We prefer the dead line in cache eviction because the dead line will never be used again so that we do not need to consider the migration of dirty data.
3.6. The Optimization in Data Migration
In conventional writeback access policy, migrations usually occur in the cache eviction. Besides, in our work migrations might occur when the open cache banks become closed due to the reconfiguration of cache hierarchy in dark silicon era, so we have an optimization for two situations. In our work, migrations are categorized into two classes: Migrations in L2 cache and migrations in L3 cache, as shown in
Figure 5.
In
Figure 5, the data line might be migrated to other cache banks in the same level or lower cache level or main memory as indicated by the dashed arrows.
For the migrations shown in
Figure 5a, the optimizations made are as follows:
If the cache line is not dirty, no migration is required. If the dirty line is dead, no migration is required as well.
If L2 cache is not full, the dirty line is preferentially migrated to the cache bank which is closer and open. If the cache bank closer is full, it will be migrated to the cache bank that is far away and open in ascending order of the hops.
If L2 cache level is full, the dirty line is written back to the L3 cache level.
For the migrations shown in
Figure 5b, the optimizations made are as follows:
If the cache line is not dirty, no migration is required. If the dirty line is dead, no migration is required as well.
If L3 cache level is not full, the dirty line is preferentially migrated to the cache bank which is closer and open. If the cache bank closer is full, it will be migrated to the cache bank that is far away and open in ascending order of the hops.
If L3 cache level is full, the dirty line is written back to the main memory.
In summary, our optimization in migration is concluded in
Figure 6. In this figure, the gray portion represents the closed cache bank or the cache bank where cache eviction occurs that needs migration. Number 1 to 6 represents the migration priority based on the hops, and the migration to lower cache or main memory always has the lowest priority.
The migration policy optimization proposed in this paper considers the migration cost of the cache line. In order to reduce the migration cost, we follow these two principles:
When dirty lines need to be migrated, they are preferentially migrated to the same level of cache. In the multi-level hybrid cache architecture, the access latency between different levels is large. The access request to the L3 cache occurs only when the L2 cache request misses, including the transaction delay of one additional access request and the transmission line delay in the vertical direction. Prioritizing migration to the same cache level can reduce these additional delays.
In the same cache level, the dirty line is preferentially migrated to the cache line with a short distance. A short distance means low access latency. Priority migration to the close cache bank can reduce access latency and migration cost. Only if the cache level is full, the dirty line will be migrated to the lower cache level or main memory. When compared to the writeback to the lower cache level or main memory, the access latency caused by the migration to a distant cache bank is small.

══════

## Challenges
a) Reproduce the passage on cache data migration word for word, from "If L3 cache level is not" through "the main memory.", inclusive.
b) According to the passage on cache data migration, where is a dirty line written back when the L3 cache level is full?

## Data listing
══════

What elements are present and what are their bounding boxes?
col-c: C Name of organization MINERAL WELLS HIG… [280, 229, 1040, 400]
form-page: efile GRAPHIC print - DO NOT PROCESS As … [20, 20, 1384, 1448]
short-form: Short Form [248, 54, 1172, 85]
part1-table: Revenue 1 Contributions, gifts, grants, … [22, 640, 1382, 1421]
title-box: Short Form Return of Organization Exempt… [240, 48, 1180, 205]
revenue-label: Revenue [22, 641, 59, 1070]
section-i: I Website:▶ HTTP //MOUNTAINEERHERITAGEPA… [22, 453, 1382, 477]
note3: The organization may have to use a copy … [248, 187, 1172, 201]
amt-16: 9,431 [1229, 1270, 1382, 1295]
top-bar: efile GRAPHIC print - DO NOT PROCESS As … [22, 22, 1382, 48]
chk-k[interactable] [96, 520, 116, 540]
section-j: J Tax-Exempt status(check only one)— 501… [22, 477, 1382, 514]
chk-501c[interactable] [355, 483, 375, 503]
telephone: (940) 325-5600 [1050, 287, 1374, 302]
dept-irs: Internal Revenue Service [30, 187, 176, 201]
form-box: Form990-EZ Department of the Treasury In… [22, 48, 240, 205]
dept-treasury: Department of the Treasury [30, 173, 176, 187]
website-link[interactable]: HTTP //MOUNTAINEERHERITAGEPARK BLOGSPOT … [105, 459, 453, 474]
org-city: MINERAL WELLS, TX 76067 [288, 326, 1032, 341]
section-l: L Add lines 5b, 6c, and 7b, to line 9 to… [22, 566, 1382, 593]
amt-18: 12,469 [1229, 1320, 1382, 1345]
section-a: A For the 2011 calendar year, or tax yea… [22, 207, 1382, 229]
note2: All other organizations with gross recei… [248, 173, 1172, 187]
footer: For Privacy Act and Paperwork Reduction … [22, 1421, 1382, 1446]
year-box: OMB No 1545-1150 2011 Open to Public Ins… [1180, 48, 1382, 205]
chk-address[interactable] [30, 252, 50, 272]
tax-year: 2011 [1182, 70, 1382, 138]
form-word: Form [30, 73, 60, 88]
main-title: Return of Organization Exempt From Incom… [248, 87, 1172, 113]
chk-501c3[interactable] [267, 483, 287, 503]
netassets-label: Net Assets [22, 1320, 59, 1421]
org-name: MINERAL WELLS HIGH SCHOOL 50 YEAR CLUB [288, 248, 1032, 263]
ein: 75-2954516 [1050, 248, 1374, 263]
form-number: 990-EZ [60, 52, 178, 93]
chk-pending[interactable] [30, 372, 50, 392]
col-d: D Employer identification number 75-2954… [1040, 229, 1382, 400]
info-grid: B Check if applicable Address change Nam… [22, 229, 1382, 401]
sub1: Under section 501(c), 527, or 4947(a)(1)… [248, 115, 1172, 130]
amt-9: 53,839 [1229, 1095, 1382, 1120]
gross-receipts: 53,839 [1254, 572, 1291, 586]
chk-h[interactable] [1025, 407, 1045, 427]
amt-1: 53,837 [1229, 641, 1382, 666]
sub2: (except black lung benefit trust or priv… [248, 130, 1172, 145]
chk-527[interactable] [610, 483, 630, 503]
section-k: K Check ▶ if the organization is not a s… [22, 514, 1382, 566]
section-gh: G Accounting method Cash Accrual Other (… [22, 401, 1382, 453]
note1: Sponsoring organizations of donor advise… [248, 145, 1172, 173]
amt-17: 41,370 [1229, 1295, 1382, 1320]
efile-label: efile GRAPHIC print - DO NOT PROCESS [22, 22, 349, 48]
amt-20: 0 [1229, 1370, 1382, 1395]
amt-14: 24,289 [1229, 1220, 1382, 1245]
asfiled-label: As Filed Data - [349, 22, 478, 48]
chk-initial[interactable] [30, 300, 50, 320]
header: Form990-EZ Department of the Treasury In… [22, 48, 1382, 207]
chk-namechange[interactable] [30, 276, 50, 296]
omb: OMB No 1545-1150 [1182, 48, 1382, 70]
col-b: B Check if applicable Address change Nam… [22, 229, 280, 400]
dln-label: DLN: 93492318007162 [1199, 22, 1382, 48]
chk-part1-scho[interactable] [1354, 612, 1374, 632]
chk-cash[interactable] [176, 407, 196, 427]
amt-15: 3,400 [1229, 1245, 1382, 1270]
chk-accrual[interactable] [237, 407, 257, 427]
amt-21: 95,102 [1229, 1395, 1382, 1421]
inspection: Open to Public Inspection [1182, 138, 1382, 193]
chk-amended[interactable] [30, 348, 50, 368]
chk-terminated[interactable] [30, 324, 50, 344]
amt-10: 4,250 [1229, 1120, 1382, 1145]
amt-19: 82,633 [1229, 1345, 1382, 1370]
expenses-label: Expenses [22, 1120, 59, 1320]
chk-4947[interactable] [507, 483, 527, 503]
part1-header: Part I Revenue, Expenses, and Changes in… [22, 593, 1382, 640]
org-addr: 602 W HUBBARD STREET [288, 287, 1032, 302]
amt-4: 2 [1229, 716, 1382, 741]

══════

## Task answers
a)
If L3 cache level is not full, the dirty line is preferentially migrated to the cache bank which is closer and open. If the cache bank closer is full, it will be migrated to the cache bank that is far away and open in ascending order of the hops.
If L3 cache level is full, the dirty line is written back to the main memory.

b) It is written back to the main memory.